### EXERCISE DATA
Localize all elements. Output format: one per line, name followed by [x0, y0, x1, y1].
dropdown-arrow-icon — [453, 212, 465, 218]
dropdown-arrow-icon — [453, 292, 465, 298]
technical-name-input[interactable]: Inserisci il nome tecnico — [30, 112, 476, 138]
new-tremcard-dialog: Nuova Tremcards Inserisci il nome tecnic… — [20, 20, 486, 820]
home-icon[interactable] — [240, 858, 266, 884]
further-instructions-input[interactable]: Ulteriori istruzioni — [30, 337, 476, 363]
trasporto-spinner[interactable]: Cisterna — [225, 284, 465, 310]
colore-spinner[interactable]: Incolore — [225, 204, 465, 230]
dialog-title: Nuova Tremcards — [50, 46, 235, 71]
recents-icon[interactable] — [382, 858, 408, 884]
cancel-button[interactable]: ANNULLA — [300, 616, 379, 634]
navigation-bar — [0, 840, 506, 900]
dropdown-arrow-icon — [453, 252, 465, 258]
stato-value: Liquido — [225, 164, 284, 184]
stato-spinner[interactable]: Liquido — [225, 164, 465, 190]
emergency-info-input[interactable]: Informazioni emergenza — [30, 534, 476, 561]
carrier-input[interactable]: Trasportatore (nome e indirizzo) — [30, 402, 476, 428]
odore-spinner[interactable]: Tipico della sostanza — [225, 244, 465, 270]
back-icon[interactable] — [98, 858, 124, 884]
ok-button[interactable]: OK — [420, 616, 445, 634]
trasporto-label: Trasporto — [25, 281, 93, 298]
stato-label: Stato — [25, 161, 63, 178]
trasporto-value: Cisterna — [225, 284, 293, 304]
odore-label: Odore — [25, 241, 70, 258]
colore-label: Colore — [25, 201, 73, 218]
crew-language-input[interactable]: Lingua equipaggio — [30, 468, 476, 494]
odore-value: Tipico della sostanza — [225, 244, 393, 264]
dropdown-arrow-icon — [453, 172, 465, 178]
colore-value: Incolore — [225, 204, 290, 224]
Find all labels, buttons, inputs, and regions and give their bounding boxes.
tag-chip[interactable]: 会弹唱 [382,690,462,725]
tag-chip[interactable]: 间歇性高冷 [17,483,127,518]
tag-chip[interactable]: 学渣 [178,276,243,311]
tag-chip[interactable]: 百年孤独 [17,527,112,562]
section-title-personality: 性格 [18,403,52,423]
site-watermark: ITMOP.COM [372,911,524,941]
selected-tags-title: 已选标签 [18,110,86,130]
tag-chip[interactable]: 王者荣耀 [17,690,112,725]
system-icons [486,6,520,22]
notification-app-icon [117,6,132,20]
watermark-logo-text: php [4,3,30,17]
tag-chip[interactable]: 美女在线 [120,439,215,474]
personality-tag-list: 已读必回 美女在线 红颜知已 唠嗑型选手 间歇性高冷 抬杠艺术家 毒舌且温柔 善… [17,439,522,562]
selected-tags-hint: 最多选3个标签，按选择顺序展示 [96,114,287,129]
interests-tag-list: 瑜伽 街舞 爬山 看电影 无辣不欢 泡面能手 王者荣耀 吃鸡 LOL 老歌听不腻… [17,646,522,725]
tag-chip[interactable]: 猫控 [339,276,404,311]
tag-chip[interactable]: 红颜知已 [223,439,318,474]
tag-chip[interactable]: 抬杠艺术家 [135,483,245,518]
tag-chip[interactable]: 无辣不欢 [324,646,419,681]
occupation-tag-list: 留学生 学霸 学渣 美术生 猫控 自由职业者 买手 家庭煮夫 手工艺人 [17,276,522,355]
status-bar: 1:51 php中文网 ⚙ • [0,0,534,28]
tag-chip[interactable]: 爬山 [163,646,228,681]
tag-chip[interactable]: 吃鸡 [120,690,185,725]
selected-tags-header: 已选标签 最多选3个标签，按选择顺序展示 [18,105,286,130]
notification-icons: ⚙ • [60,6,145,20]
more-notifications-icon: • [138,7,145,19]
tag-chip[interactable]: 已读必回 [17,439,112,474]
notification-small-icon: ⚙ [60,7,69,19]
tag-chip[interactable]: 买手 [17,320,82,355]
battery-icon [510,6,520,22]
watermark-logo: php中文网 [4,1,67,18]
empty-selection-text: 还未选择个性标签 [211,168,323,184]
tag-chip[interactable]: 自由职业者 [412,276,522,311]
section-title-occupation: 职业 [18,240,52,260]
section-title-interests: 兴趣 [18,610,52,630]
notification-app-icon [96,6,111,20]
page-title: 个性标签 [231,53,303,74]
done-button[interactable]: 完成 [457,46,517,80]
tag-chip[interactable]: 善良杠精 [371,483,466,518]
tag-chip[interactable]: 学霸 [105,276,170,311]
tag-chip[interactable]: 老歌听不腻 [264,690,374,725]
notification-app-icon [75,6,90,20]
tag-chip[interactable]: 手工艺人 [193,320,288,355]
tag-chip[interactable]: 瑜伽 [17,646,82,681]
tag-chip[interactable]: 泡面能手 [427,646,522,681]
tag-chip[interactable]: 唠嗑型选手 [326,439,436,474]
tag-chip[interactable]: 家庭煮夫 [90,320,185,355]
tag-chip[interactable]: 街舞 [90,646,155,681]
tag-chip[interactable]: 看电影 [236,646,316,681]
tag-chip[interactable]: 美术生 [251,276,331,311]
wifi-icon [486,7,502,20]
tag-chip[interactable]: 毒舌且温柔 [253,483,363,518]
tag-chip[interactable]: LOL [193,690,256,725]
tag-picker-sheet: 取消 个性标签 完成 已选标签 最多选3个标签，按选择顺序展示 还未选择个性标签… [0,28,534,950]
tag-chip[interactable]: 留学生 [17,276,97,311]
######
TASK STATEMENT — Copy the entries verbatim, from the very first line up to and including the line that contains "recents-icon[interactable] — [382, 858, 408, 884]".

TASK SOLUTION —
Localize all elements. Output format: one per line, name followed by [x0, y0, x1, y1].
dropdown-arrow-icon — [453, 212, 465, 218]
dropdown-arrow-icon — [453, 292, 465, 298]
technical-name-input[interactable]: Inserisci il nome tecnico — [30, 112, 476, 138]
new-tremcard-dialog: Nuova Tremcards Inserisci il nome tecnic… — [20, 20, 486, 820]
home-icon[interactable] — [240, 858, 266, 884]
further-instructions-input[interactable]: Ulteriori istruzioni — [30, 337, 476, 363]
trasporto-spinner[interactable]: Cisterna — [225, 284, 465, 310]
colore-spinner[interactable]: Incolore — [225, 204, 465, 230]
dialog-title: Nuova Tremcards — [50, 46, 235, 71]
recents-icon[interactable] — [382, 858, 408, 884]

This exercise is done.